## What is needed
The entries below are to be written out again without alteration.

-- Given data start --

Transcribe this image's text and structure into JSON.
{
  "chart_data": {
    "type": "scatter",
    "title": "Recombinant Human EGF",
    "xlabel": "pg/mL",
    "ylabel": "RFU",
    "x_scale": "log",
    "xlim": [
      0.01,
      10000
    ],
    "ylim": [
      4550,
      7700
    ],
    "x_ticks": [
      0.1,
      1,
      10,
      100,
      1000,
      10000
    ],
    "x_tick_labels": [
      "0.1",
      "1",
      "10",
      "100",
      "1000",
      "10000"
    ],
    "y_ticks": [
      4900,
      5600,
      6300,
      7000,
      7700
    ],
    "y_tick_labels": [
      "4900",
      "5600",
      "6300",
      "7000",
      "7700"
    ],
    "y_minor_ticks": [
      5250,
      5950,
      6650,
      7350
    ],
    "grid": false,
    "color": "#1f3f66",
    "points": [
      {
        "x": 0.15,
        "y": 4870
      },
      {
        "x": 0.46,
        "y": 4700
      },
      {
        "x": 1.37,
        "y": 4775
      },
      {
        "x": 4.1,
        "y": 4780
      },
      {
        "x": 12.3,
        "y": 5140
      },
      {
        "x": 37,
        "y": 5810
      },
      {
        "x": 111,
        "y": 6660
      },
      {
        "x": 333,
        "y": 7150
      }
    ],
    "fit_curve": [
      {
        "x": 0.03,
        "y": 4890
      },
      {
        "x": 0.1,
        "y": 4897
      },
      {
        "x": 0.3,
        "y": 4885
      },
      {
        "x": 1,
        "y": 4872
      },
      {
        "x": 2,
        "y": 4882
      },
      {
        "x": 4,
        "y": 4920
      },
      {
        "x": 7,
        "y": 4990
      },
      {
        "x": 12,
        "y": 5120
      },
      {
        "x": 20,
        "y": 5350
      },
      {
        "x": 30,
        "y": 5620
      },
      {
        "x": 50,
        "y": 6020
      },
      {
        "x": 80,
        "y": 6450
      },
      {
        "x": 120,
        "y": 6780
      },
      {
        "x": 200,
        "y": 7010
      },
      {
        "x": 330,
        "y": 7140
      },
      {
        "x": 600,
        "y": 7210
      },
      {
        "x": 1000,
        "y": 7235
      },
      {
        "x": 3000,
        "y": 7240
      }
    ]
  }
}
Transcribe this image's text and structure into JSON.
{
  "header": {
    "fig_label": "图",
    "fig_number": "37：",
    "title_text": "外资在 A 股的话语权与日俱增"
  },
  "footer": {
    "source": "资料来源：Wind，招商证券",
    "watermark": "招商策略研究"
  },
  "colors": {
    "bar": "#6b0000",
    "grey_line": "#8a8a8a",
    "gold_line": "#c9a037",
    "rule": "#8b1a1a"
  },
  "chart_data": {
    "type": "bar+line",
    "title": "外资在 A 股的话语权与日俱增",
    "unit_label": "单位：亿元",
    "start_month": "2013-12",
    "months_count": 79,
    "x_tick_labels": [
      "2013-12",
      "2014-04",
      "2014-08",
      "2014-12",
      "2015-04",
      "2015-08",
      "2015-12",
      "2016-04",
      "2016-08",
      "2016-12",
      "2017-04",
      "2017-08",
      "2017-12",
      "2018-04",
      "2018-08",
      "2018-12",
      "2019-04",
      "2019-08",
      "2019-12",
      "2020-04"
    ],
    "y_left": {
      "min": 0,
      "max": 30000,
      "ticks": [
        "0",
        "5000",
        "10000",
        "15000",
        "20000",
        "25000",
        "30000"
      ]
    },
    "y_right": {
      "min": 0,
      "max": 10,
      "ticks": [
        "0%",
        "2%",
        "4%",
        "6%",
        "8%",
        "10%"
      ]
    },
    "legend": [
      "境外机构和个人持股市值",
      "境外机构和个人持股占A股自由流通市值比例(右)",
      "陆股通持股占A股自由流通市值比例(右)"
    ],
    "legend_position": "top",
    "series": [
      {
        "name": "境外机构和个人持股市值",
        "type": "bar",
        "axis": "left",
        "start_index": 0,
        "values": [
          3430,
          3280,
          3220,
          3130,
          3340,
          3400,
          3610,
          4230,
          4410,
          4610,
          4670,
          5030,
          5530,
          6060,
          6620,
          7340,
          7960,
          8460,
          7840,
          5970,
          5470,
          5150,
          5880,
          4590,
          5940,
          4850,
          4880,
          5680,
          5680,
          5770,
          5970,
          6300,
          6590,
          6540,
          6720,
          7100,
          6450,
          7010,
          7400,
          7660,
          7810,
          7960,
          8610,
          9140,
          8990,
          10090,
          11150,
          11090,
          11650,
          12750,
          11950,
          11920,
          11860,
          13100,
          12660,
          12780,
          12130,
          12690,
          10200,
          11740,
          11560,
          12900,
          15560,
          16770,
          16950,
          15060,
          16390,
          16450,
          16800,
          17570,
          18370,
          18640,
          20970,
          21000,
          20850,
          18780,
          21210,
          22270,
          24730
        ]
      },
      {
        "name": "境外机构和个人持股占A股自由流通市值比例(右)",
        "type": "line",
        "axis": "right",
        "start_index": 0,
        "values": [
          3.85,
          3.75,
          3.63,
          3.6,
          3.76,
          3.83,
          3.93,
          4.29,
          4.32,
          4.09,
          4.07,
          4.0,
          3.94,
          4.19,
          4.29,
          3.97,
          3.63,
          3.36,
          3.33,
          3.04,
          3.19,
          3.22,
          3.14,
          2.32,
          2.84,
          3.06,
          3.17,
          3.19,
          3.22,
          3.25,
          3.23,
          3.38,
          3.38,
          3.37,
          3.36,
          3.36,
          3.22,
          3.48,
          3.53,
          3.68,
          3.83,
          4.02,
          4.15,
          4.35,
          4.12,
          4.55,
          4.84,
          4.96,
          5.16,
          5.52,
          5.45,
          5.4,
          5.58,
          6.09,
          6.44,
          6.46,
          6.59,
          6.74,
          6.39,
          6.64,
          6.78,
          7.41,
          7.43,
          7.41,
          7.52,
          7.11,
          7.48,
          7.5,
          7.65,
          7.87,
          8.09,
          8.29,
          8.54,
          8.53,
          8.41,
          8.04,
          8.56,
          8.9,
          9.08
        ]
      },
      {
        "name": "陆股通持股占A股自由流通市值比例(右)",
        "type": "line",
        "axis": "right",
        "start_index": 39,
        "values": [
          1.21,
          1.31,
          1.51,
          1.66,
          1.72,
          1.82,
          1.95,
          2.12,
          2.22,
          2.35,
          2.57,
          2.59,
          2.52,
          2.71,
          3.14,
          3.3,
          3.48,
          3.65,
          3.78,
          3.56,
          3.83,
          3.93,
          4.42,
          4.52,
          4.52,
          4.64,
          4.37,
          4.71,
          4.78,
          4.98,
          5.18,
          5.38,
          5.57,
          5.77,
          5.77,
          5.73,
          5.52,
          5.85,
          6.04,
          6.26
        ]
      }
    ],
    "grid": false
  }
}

-- Given data end --

## Written answer
Transcribe this image's text and structure into JSON.
{
  "chart_data": {
    "type": "scatter",
    "title": "Recombinant Human EGF",
    "xlabel": "pg/mL",
    "ylabel": "RFU",
    "x_scale": "log",
    "xlim": [
      0.01,
      10000
    ],
    "ylim": [
      4550,
      7700
    ],
    "x_ticks": [
      0.1,
      1,
      10,
      100,
      1000,
      10000
    ],
    "x_tick_labels": [
      "0.1",
      "1",
      "10",
      "100",
      "1000",
      "10000"
    ],
    "y_ticks": [
      4900,
      5600,
      6300,
      7000,
      7700
    ],
    "y_tick_labels": [
      "4900",
      "5600",
      "6300",
      "7000",
      "7700"
    ],
    "y_minor_ticks": [
      5250,
      5950,
      6650,
      7350
    ],
    "grid": false,
    "color": "#1f3f66",
    "points": [
      {
        "x": 0.15,
        "y": 4870
      },
      {
        "x": 0.46,
        "y": 4700
      },
      {
        "x": 1.37,
        "y": 4775
      },
      {
        "x": 4.1,
        "y": 4780
      },
      {
        "x": 12.3,
        "y": 5140
      },
      {
        "x": 37,
        "y": 5810
      },
      {
        "x": 111,
        "y": 6660
      },
      {
        "x": 333,
        "y": 7150
      }
    ],
    "fit_curve": [
      {
        "x": 0.03,
        "y": 4890
      },
      {
        "x": 0.1,
        "y": 4897
      },
      {
        "x": 0.3,
        "y": 4885
      },
      {
        "x": 1,
        "y": 4872
      },
      {
        "x": 2,
        "y": 4882
      },
      {
        "x": 4,
        "y": 4920
      },
      {
        "x": 7,
        "y": 4990
      },
      {
        "x": 12,
        "y": 5120
      },
      {
        "x": 20,
        "y": 5350
      },
      {
        "x": 30,
        "y": 5620
      },
      {
        "x": 50,
        "y": 6020
      },
      {
        "x": 80,
        "y": 6450
      },
      {
        "x": 120,
        "y": 6780
      },
      {
        "x": 200,
        "y": 7010
      },
      {
        "x": 330,
        "y": 7140
      },
      {
        "x": 600,
        "y": 7210
      },
      {
        "x": 1000,
        "y": 7235
      },
      {
        "x": 3000,
        "y": 7240
      }
    ]
  }
}
Transcribe this image's text and structure into JSON.
{
  "header": {
    "fig_label": "图",
    "fig_number": "37：",
    "title_text": "外资在 A 股的话语权与日俱增"
  },
  "footer": {
    "source": "资料来源：Wind，招商证券",
    "watermark": "招商策略研究"
  },
  "colors": {
    "bar": "#6b0000",
    "grey_line": "#8a8a8a",
    "gold_line": "#c9a037",
    "rule": "#8b1a1a"
  },
  "chart_data": {
    "type": "bar+line",
    "title": "外资在 A 股的话语权与日俱增",
    "unit_label": "单位：亿元",
    "start_month": "2013-12",
    "months_count": 79,
    "x_tick_labels": [
      "2013-12",
      "2014-04",
      "2014-08",
      "2014-12",
      "2015-04",
      "2015-08",
      "2015-12",
      "2016-04",
      "2016-08",
      "2016-12",
      "2017-04",
      "2017-08",
      "2017-12",
      "2018-04",
      "2018-08",
      "2018-12",
      "2019-04",
      "2019-08",
      "2019-12",
      "2020-04"
    ],
    "y_left": {
      "min": 0,
      "max": 30000,
      "ticks": [
        "0",
        "5000",
        "10000",
        "15000",
        "20000",
        "25000",
        "30000"
      ]
    },
    "y_right": {
      "min": 0,
      "max": 10,
      "ticks": [
        "0%",
        "2%",
        "4%",
        "6%",
        "8%",
        "10%"
      ]
    },
    "legend": [
      "境外机构和个人持股市值",
      "境外机构和个人持股占A股自由流通市值比例(右)",
      "陆股通持股占A股自由流通市值比例(右)"
    ],
    "legend_position": "top",
    "series": [
      {
        "name": "境外机构和个人持股市值",
        "type": "bar",
        "axis": "left",
        "start_index": 0,
        "values": [
          3430,
          3280,
          3220,
          3130,
          3340,
          3400,
          3610,
          4230,
          4410,
          4610,
          4670,
          5030,
          5530,
          6060,
          6620,
          7340,
          7960,
          8460,
          7840,
          5970,
          5470,
          5150,
          5880,
          4590,
          5940,
          4850,
          4880,
          5680,
          5680,
          5770,
          5970,
          6300,
          6590,
          6540,
          6720,
          7100,
          6450,
          7010,
          7400,
          7660,
          7810,
          7960,
          8610,
          9140,
          8990,
          10090,
          11150,
          11090,
          11650,
          12750,
          11950,
          11920,
          11860,
          13100,
          12660,
          12780,
          12130,
          12690,
          10200,
          11740,
          11560,
          12900,
          15560,
          16770,
          16950,
          15060,
          16390,
          16450,
          16800,
          17570,
          18370,
          18640,
          20970,
          21000,
          20850,
          18780,
          21210,
          22270,
          24730
        ]
      },
      {
        "name": "境外机构和个人持股占A股自由流通市值比例(右)",
        "type": "line",
        "axis": "right",
        "start_index": 0,
        "values": [
          3.85,
          3.75,
          3.63,
          3.6,
          3.76,
          3.83,
          3.93,
          4.29,
          4.32,
          4.09,
          4.07,
          4.0,
          3.94,
          4.19,
          4.29,
          3.97,
          3.63,
          3.36,
          3.33,
          3.04,
          3.19,
          3.22,
          3.14,
          2.32,
          2.84,
          3.06,
          3.17,
          3.19,
          3.22,
          3.25,
          3.23,
          3.38,
          3.38,
          3.37,
          3.36,
          3.36,
          3.22,
          3.48,
          3.53,
          3.68,
          3.83,
          4.02,
          4.15,
          4.35,
          4.12,
          4.55,
          4.84,
          4.96,
          5.16,
          5.52,
          5.45,
          5.4,
          5.58,
          6.09,
          6.44,
          6.46,
          6.59,
          6.74,
          6.39,
          6.64,
          6.78,
          7.41,
          7.43,
          7.41,
          7.52,
          7.11,
          7.48,
          7.5,
          7.65,
          7.87,
          8.09,
          8.29,
          8.54,
          8.53,
          8.41,
          8.04,
          8.56,
          8.9,
          9.08
        ]
      },
      {
        "name": "陆股通持股占A股自由流通市值比例(右)",
        "type": "line",
        "axis": "right",
        "start_index": 39,
        "values": [
          1.21,
          1.31,
          1.51,
          1.66,
          1.72,
          1.82,
          1.95,
          2.12,
          2.22,
          2.35,
          2.57,
          2.59,
          2.52,
          2.71,
          3.14,
          3.3,
          3.48,
          3.65,
          3.78,
          3.56,
          3.83,
          3.93,
          4.42,
          4.52,
          4.52,
          4.64,
          4.37,
          4.71,
          4.78,
          4.98,
          5.18,
          5.38,
          5.57,
          5.77,
          5.77,
          5.73,
          5.52,
          5.85,
          6.04,
          6.26
        ]
      }
    ],
    "grid": false
  }
}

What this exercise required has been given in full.